**TO DO**:
The records that follow must be reproduced in full, exactly as written.

* start MATERIAL SHOWN *

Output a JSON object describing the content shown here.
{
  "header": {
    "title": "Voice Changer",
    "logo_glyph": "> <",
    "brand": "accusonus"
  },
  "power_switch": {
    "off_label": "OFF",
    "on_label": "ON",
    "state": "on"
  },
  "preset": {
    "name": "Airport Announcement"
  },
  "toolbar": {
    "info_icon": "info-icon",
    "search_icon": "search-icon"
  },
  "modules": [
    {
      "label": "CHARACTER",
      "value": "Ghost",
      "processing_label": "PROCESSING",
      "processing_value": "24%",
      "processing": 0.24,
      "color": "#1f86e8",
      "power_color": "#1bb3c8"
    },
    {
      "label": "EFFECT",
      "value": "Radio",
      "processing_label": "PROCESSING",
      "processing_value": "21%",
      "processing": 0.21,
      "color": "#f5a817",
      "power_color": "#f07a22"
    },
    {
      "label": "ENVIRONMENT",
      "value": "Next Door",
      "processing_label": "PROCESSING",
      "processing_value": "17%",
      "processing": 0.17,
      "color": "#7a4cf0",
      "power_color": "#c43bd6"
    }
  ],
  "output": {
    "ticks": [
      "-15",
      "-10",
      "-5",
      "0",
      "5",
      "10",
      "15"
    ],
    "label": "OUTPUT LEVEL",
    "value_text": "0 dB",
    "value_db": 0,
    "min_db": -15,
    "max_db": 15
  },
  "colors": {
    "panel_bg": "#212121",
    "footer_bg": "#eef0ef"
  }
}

* end MATERIAL SHOWN *

**EXERCISE RESULT**:
Output a JSON object describing the content shown here.
{
  "header": {
    "title": "Voice Changer",
    "logo_glyph": "> <",
    "brand": "accusonus"
  },
  "power_switch": {
    "off_label": "OFF",
    "on_label": "ON",
    "state": "on"
  },
  "preset": {
    "name": "Airport Announcement"
  },
  "toolbar": {
    "info_icon": "info-icon",
    "search_icon": "search-icon"
  },
  "modules": [
    {
      "label": "CHARACTER",
      "value": "Ghost",
      "processing_label": "PROCESSING",
      "processing_value": "24%",
      "processing": 0.24,
      "color": "#1f86e8",
      "power_color": "#1bb3c8"
    },
    {
      "label": "EFFECT",
      "value": "Radio",
      "processing_label": "PROCESSING",
      "processing_value": "21%",
      "processing": 0.21,
      "color": "#f5a817",
      "power_color": "#f07a22"
    },
    {
      "label": "ENVIRONMENT",
      "value": "Next Door",
      "processing_label": "PROCESSING",
      "processing_value": "17%",
      "processing": 0.17,
      "color": "#7a4cf0",
      "power_color": "#c43bd6"
    }
  ],
  "output": {
    "ticks": [
      "-15",
      "-10",
      "-5",
      "0",
      "5",
      "10",
      "15"
    ],
    "label": "OUTPUT LEVEL",
    "value_text": "0 dB",
    "value_db": 0,
    "min_db": -15,
    "max_db": 15
  },
  "colors": {
    "panel_bg": "#212121",
    "footer_bg": "#eef0ef"
  }
}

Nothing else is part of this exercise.